Problem to work on: Reproduce the data below line for line, changing nothing.

Supplied material:
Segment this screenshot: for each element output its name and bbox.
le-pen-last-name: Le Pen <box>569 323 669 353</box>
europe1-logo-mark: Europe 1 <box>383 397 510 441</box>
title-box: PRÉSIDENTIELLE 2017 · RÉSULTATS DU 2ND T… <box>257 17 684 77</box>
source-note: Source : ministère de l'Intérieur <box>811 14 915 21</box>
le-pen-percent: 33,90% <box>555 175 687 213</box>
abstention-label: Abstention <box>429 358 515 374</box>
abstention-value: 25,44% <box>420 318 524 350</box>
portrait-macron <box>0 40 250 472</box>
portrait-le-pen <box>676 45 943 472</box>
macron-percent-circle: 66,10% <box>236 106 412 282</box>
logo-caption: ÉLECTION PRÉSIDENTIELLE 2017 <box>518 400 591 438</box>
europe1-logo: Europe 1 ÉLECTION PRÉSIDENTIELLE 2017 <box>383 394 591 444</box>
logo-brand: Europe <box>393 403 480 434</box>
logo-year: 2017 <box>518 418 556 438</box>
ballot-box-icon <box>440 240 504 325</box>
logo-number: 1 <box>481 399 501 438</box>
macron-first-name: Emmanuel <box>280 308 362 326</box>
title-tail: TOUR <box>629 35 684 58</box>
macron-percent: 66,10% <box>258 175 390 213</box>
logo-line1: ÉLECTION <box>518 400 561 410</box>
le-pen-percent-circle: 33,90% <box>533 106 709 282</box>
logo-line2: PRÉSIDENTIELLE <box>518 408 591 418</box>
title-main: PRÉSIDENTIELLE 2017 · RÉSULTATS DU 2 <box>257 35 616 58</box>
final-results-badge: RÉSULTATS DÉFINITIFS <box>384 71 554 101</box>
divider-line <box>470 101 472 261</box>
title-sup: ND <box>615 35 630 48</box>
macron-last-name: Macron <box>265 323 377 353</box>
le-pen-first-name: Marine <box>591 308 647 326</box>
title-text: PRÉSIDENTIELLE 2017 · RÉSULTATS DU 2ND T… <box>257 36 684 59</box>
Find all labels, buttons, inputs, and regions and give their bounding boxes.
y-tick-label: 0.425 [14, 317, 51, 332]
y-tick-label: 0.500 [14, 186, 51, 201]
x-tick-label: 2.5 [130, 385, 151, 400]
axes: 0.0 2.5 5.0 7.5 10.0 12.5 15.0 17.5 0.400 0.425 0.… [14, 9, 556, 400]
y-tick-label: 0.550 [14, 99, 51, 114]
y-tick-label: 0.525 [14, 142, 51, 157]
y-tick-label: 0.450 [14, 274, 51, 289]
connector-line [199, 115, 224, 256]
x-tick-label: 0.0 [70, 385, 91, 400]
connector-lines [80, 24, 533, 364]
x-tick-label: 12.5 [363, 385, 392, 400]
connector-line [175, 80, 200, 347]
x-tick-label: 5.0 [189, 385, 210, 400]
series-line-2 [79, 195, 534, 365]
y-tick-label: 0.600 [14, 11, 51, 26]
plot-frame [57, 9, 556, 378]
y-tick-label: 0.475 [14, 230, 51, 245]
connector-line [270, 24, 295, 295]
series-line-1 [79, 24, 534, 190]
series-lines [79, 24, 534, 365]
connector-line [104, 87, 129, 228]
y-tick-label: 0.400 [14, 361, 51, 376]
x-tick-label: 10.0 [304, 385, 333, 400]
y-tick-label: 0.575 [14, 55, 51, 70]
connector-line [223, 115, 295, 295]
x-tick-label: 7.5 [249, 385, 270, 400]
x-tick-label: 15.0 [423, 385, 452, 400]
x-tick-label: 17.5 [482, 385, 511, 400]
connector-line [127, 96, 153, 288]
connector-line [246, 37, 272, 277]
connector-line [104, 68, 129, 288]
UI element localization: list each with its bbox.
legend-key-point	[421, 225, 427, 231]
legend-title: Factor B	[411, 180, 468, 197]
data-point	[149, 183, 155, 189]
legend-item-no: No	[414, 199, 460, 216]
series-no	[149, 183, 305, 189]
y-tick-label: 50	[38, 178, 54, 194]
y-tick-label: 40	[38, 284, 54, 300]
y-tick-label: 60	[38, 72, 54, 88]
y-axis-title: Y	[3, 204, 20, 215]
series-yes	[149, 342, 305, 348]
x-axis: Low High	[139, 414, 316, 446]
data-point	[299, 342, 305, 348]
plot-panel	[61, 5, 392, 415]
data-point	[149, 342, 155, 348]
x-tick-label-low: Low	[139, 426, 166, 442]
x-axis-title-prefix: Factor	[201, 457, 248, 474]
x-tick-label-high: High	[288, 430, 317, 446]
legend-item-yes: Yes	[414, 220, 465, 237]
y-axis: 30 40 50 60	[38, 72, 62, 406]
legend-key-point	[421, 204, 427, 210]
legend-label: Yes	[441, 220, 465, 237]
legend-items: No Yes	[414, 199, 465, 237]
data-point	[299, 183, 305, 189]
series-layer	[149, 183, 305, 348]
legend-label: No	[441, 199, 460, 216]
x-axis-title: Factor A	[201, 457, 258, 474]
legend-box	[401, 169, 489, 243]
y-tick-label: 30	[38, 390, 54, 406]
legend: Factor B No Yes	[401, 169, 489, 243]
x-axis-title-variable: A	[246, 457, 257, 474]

In response:
Segment this screenshot: for each element output its name and bbox.
le-pen-last-name: Le Pen <box>569 323 669 353</box>
europe1-logo-mark: Europe 1 <box>383 397 510 441</box>
title-box: PRÉSIDENTIELLE 2017 · RÉSULTATS DU 2ND T… <box>257 17 684 77</box>
source-note: Source : ministère de l'Intérieur <box>811 14 915 21</box>
le-pen-percent: 33,90% <box>555 175 687 213</box>
abstention-label: Abstention <box>429 358 515 374</box>
abstention-value: 25,44% <box>420 318 524 350</box>
portrait-macron <box>0 40 250 472</box>
portrait-le-pen <box>676 45 943 472</box>
macron-percent-circle: 66,10% <box>236 106 412 282</box>
logo-caption: ÉLECTION PRÉSIDENTIELLE 2017 <box>518 400 591 438</box>
europe1-logo: Europe 1 ÉLECTION PRÉSIDENTIELLE 2017 <box>383 394 591 444</box>
logo-brand: Europe <box>393 403 480 434</box>
logo-year: 2017 <box>518 418 556 438</box>
ballot-box-icon <box>440 240 504 325</box>
logo-number: 1 <box>481 399 501 438</box>
macron-first-name: Emmanuel <box>280 308 362 326</box>
title-tail: TOUR <box>629 35 684 58</box>
macron-percent: 66,10% <box>258 175 390 213</box>
logo-line1: ÉLECTION <box>518 400 561 410</box>
le-pen-percent-circle: 33,90% <box>533 106 709 282</box>
logo-line2: PRÉSIDENTIELLE <box>518 408 591 418</box>
title-main: PRÉSIDENTIELLE 2017 · RÉSULTATS DU 2 <box>257 35 616 58</box>
final-results-badge: RÉSULTATS DÉFINITIFS <box>384 71 554 101</box>
divider-line <box>470 101 472 261</box>
title-sup: ND <box>615 35 630 48</box>
macron-last-name: Macron <box>265 323 377 353</box>
le-pen-first-name: Marine <box>591 308 647 326</box>
title-text: PRÉSIDENTIELLE 2017 · RÉSULTATS DU 2ND T… <box>257 36 684 59</box>
Find all labels, buttons, inputs, and regions and give their bounding boxes.
y-tick-label: 0.425 [14, 317, 51, 332]
y-tick-label: 0.500 [14, 186, 51, 201]
x-tick-label: 2.5 [130, 385, 151, 400]
axes: 0.0 2.5 5.0 7.5 10.0 12.5 15.0 17.5 0.400 0.425 0.… [14, 9, 556, 400]
y-tick-label: 0.550 [14, 99, 51, 114]
y-tick-label: 0.525 [14, 142, 51, 157]
y-tick-label: 0.450 [14, 274, 51, 289]
connector-line [199, 115, 224, 256]
x-tick-label: 0.0 [70, 385, 91, 400]
connector-lines [80, 24, 533, 364]
x-tick-label: 12.5 [363, 385, 392, 400]
connector-line [175, 80, 200, 347]
x-tick-label: 5.0 [189, 385, 210, 400]
series-line-2 [79, 195, 534, 365]
y-tick-label: 0.600 [14, 11, 51, 26]
plot-frame [57, 9, 556, 378]
y-tick-label: 0.475 [14, 230, 51, 245]
connector-line [270, 24, 295, 295]
series-line-1 [79, 24, 534, 190]
series-lines [79, 24, 534, 365]
connector-line [104, 87, 129, 228]
y-tick-label: 0.400 [14, 361, 51, 376]
x-tick-label: 10.0 [304, 385, 333, 400]
y-tick-label: 0.575 [14, 55, 51, 70]
connector-line [223, 115, 295, 295]
x-tick-label: 7.5 [249, 385, 270, 400]
x-tick-label: 15.0 [423, 385, 452, 400]
x-tick-label: 17.5 [482, 385, 511, 400]
connector-line [127, 96, 153, 288]
connector-line [246, 37, 272, 277]
connector-line [104, 68, 129, 288]
UI element localization: list each with its bbox.
legend-key-point	[421, 225, 427, 231]
legend-title: Factor B	[411, 180, 468, 197]
data-point	[149, 183, 155, 189]
legend-item-no: No	[414, 199, 460, 216]
series-no	[149, 183, 305, 189]
y-tick-label: 50	[38, 178, 54, 194]
y-tick-label: 40	[38, 284, 54, 300]
y-tick-label: 60	[38, 72, 54, 88]
y-axis-title: Y	[3, 204, 20, 215]
series-yes	[149, 342, 305, 348]
x-axis: Low High	[139, 414, 316, 446]
data-point	[299, 342, 305, 348]
plot-panel	[61, 5, 392, 415]
data-point	[149, 342, 155, 348]
x-tick-label-low: Low	[139, 426, 166, 442]
x-axis-title-prefix: Factor	[201, 457, 248, 474]
x-tick-label-high: High	[288, 430, 317, 446]
legend-item-yes: Yes	[414, 220, 465, 237]
y-axis: 30 40 50 60	[38, 72, 62, 406]
legend-key-point	[421, 204, 427, 210]
legend-label: Yes	[441, 220, 465, 237]
legend-items: No Yes	[414, 199, 465, 237]
data-point	[299, 183, 305, 189]
series-layer	[149, 183, 305, 348]
legend-label: No	[441, 199, 460, 216]
x-axis-title: Factor A	[201, 457, 258, 474]
legend-box	[401, 169, 489, 243]
y-tick-label: 30	[38, 390, 54, 406]
legend: Factor B No Yes	[401, 169, 489, 243]
x-axis-title-variable: A	[246, 457, 257, 474]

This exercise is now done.